The listing must be reproduced in full, exactly as it stands.
===============
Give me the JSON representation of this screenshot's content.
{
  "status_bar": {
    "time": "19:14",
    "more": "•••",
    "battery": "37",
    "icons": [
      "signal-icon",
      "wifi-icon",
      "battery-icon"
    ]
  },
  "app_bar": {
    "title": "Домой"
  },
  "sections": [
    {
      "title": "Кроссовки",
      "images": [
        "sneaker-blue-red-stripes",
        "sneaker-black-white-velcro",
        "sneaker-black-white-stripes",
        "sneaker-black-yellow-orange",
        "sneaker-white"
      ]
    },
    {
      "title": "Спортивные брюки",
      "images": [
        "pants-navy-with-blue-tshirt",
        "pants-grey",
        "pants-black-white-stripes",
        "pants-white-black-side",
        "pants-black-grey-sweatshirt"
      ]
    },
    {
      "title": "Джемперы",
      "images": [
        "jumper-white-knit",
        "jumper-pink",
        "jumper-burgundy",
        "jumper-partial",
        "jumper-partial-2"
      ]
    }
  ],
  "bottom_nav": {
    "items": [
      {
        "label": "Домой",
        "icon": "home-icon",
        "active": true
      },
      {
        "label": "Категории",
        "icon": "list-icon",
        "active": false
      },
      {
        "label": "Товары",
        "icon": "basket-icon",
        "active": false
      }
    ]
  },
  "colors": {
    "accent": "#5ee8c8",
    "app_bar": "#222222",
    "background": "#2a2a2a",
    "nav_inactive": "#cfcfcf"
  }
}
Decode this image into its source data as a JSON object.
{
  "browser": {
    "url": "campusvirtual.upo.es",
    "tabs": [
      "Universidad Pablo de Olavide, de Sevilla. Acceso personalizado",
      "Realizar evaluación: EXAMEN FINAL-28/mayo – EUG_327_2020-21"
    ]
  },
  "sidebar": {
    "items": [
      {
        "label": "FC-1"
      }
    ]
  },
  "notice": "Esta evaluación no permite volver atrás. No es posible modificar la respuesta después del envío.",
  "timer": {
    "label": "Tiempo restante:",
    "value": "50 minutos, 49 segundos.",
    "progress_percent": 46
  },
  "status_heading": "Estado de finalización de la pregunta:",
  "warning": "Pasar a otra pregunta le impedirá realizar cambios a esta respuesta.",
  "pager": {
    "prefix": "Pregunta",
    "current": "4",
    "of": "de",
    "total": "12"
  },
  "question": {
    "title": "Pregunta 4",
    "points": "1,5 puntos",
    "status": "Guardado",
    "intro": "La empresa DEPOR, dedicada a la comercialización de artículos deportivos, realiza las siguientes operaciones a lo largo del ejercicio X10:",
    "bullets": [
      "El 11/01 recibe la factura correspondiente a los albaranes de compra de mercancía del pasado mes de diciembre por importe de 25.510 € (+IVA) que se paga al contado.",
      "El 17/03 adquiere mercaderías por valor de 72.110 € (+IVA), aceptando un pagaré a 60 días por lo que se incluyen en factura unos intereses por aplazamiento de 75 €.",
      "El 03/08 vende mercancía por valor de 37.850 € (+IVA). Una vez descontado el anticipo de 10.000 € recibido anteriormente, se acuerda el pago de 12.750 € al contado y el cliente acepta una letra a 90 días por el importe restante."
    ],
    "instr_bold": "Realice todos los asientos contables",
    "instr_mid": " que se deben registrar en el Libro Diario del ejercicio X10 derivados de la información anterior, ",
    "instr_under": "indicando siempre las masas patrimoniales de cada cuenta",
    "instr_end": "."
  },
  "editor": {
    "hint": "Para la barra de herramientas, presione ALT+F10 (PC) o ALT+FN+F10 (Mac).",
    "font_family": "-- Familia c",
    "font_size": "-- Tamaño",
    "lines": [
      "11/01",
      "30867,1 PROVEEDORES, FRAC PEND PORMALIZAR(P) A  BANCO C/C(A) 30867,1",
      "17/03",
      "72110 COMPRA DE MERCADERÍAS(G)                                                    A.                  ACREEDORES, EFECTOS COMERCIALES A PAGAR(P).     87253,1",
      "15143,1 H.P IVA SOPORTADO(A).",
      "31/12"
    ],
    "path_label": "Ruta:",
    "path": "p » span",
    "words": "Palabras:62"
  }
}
===============
(Task solution)
Give me the JSON representation of this screenshot's content.
{
  "status_bar": {
    "time": "19:14",
    "more": "•••",
    "battery": "37",
    "icons": [
      "signal-icon",
      "wifi-icon",
      "battery-icon"
    ]
  },
  "app_bar": {
    "title": "Домой"
  },
  "sections": [
    {
      "title": "Кроссовки",
      "images": [
        "sneaker-blue-red-stripes",
        "sneaker-black-white-velcro",
        "sneaker-black-white-stripes",
        "sneaker-black-yellow-orange",
        "sneaker-white"
      ]
    },
    {
      "title": "Спортивные брюки",
      "images": [
        "pants-navy-with-blue-tshirt",
        "pants-grey",
        "pants-black-white-stripes",
        "pants-white-black-side",
        "pants-black-grey-sweatshirt"
      ]
    },
    {
      "title": "Джемперы",
      "images": [
        "jumper-white-knit",
        "jumper-pink",
        "jumper-burgundy",
        "jumper-partial",
        "jumper-partial-2"
      ]
    }
  ],
  "bottom_nav": {
    "items": [
      {
        "label": "Домой",
        "icon": "home-icon",
        "active": true
      },
      {
        "label": "Категории",
        "icon": "list-icon",
        "active": false
      },
      {
        "label": "Товары",
        "icon": "basket-icon",
        "active": false
      }
    ]
  },
  "colors": {
    "accent": "#5ee8c8",
    "app_bar": "#222222",
    "background": "#2a2a2a",
    "nav_inactive": "#cfcfcf"
  }
}
Decode this image into its source data as a JSON object.
{
  "browser": {
    "url": "campusvirtual.upo.es",
    "tabs": [
      "Universidad Pablo de Olavide, de Sevilla. Acceso personalizado",
      "Realizar evaluación: EXAMEN FINAL-28/mayo – EUG_327_2020-21"
    ]
  },
  "sidebar": {
    "items": [
      {
        "label": "FC-1"
      }
    ]
  },
  "notice": "Esta evaluación no permite volver atrás. No es posible modificar la respuesta después del envío.",
  "timer": {
    "label": "Tiempo restante:",
    "value": "50 minutos, 49 segundos.",
    "progress_percent": 46
  },
  "status_heading": "Estado de finalización de la pregunta:",
  "warning": "Pasar a otra pregunta le impedirá realizar cambios a esta respuesta.",
  "pager": {
    "prefix": "Pregunta",
    "current": "4",
    "of": "de",
    "total": "12"
  },
  "question": {
    "title": "Pregunta 4",
    "points": "1,5 puntos",
    "status": "Guardado",
    "intro": "La empresa DEPOR, dedicada a la comercialización de artículos deportivos, realiza las siguientes operaciones a lo largo del ejercicio X10:",
    "bullets": [
      "El 11/01 recibe la factura correspondiente a los albaranes de compra de mercancía del pasado mes de diciembre por importe de 25.510 € (+IVA) que se paga al contado.",
      "El 17/03 adquiere mercaderías por valor de 72.110 € (+IVA), aceptando un pagaré a 60 días por lo que se incluyen en factura unos intereses por aplazamiento de 75 €.",
      "El 03/08 vende mercancía por valor de 37.850 € (+IVA). Una vez descontado el anticipo de 10.000 € recibido anteriormente, se acuerda el pago de 12.750 € al contado y el cliente acepta una letra a 90 días por el importe restante."
    ],
    "instr_bold": "Realice todos los asientos contables",
    "instr_mid": " que se deben registrar en el Libro Diario del ejercicio X10 derivados de la información anterior, ",
    "instr_under": "indicando siempre las masas patrimoniales de cada cuenta",
    "instr_end": "."
  },
  "editor": {
    "hint": "Para la barra de herramientas, presione ALT+F10 (PC) o ALT+FN+F10 (Mac).",
    "font_family": "-- Familia c",
    "font_size": "-- Tamaño",
    "lines": [
      "11/01",
      "30867,1 PROVEEDORES, FRAC PEND PORMALIZAR(P) A  BANCO C/C(A) 30867,1",
      "17/03",
      "72110 COMPRA DE MERCADERÍAS(G)                                                    A.                  ACREEDORES, EFECTOS COMERCIALES A PAGAR(P).     87253,1",
      "15143,1 H.P IVA SOPORTADO(A).",
      "31/12"
    ],
    "path_label": "Ruta:",
    "path": "p » span",
    "words": "Palabras:62"
  }
}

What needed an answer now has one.